[Collected data entries]
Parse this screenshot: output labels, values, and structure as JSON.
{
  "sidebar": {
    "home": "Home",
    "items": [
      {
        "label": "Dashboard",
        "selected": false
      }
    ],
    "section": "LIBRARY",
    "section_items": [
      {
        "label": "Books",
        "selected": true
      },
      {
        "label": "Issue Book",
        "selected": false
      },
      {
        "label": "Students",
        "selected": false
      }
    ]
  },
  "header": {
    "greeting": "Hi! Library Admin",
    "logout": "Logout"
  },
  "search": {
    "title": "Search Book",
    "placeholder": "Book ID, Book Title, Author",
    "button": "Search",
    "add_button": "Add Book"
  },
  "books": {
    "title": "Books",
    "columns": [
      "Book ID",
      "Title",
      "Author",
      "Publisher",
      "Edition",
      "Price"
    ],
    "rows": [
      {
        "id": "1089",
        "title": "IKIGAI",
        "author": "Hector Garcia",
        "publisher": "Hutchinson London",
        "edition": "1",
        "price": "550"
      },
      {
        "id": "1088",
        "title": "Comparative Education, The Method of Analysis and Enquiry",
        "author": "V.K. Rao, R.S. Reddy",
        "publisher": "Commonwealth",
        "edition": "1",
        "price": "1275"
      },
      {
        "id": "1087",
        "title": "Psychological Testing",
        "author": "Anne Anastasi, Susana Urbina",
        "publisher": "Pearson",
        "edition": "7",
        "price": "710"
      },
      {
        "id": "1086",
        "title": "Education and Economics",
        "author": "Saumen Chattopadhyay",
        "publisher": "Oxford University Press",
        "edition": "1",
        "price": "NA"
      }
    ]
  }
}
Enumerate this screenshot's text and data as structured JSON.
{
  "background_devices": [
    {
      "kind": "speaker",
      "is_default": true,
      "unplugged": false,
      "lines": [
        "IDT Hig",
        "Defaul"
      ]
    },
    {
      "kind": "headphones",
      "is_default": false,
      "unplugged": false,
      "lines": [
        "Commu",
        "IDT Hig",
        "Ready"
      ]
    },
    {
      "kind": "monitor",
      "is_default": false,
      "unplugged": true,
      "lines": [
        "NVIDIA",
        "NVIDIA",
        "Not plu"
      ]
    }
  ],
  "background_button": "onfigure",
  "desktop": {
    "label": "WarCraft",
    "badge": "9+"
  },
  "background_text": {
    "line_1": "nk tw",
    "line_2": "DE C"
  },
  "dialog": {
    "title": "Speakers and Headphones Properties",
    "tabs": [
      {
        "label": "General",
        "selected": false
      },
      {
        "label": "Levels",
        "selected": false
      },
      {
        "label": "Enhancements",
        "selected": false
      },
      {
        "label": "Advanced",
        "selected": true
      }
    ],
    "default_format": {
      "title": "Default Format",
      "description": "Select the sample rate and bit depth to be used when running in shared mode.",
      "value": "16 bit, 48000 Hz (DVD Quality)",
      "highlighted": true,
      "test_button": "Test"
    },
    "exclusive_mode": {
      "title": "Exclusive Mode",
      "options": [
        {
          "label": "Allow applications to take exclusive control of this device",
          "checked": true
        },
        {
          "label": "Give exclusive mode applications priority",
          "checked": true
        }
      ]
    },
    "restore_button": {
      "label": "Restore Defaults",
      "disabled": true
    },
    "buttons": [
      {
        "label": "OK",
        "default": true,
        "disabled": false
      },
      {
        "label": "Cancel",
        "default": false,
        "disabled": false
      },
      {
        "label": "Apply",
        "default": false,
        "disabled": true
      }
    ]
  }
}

TASK INSTRUCTIONS — Reproduce each entry from the records above, character for character.

FINISHED TASK —
Parse this screenshot: output labels, values, and structure as JSON.
{
  "sidebar": {
    "home": "Home",
    "items": [
      {
        "label": "Dashboard",
        "selected": false
      }
    ],
    "section": "LIBRARY",
    "section_items": [
      {
        "label": "Books",
        "selected": true
      },
      {
        "label": "Issue Book",
        "selected": false
      },
      {
        "label": "Students",
        "selected": false
      }
    ]
  },
  "header": {
    "greeting": "Hi! Library Admin",
    "logout": "Logout"
  },
  "search": {
    "title": "Search Book",
    "placeholder": "Book ID, Book Title, Author",
    "button": "Search",
    "add_button": "Add Book"
  },
  "books": {
    "title": "Books",
    "columns": [
      "Book ID",
      "Title",
      "Author",
      "Publisher",
      "Edition",
      "Price"
    ],
    "rows": [
      {
        "id": "1089",
        "title": "IKIGAI",
        "author": "Hector Garcia",
        "publisher": "Hutchinson London",
        "edition": "1",
        "price": "550"
      },
      {
        "id": "1088",
        "title": "Comparative Education, The Method of Analysis and Enquiry",
        "author": "V.K. Rao, R.S. Reddy",
        "publisher": "Commonwealth",
        "edition": "1",
        "price": "1275"
      },
      {
        "id": "1087",
        "title": "Psychological Testing",
        "author": "Anne Anastasi, Susana Urbina",
        "publisher": "Pearson",
        "edition": "7",
        "price": "710"
      },
      {
        "id": "1086",
        "title": "Education and Economics",
        "author": "Saumen Chattopadhyay",
        "publisher": "Oxford University Press",
        "edition": "1",
        "price": "NA"
      }
    ]
  }
}
Enumerate this screenshot's text and data as structured JSON.
{
  "background_devices": [
    {
      "kind": "speaker",
      "is_default": true,
      "unplugged": false,
      "lines": [
        "IDT Hig",
        "Defaul"
      ]
    },
    {
      "kind": "headphones",
      "is_default": false,
      "unplugged": false,
      "lines": [
        "Commu",
        "IDT Hig",
        "Ready"
      ]
    },
    {
      "kind": "monitor",
      "is_default": false,
      "unplugged": true,
      "lines": [
        "NVIDIA",
        "NVIDIA",
        "Not plu"
      ]
    }
  ],
  "background_button": "onfigure",
  "desktop": {
    "label": "WarCraft",
    "badge": "9+"
  },
  "background_text": {
    "line_1": "nk tw",
    "line_2": "DE C"
  },
  "dialog": {
    "title": "Speakers and Headphones Properties",
    "tabs": [
      {
        "label": "General",
        "selected": false
      },
      {
        "label": "Levels",
        "selected": false
      },
      {
        "label": "Enhancements",
        "selected": false
      },
      {
        "label": "Advanced",
        "selected": true
      }
    ],
    "default_format": {
      "title": "Default Format",
      "description": "Select the sample rate and bit depth to be used when running in shared mode.",
      "value": "16 bit, 48000 Hz (DVD Quality)",
      "highlighted": true,
      "test_button": "Test"
    },
    "exclusive_mode": {
      "title": "Exclusive Mode",
      "options": [
        {
          "label": "Allow applications to take exclusive control of this device",
          "checked": true
        },
        {
          "label": "Give exclusive mode applications priority",
          "checked": true
        }
      ]
    },
    "restore_button": {
      "label": "Restore Defaults",
      "disabled": true
    },
    "buttons": [
      {
        "label": "OK",
        "default": true,
        "disabled": false
      },
      {
        "label": "Cancel",
        "default": false,
        "disabled": false
      },
      {
        "label": "Apply",
        "default": false,
        "disabled": true
      }
    ]
  }
}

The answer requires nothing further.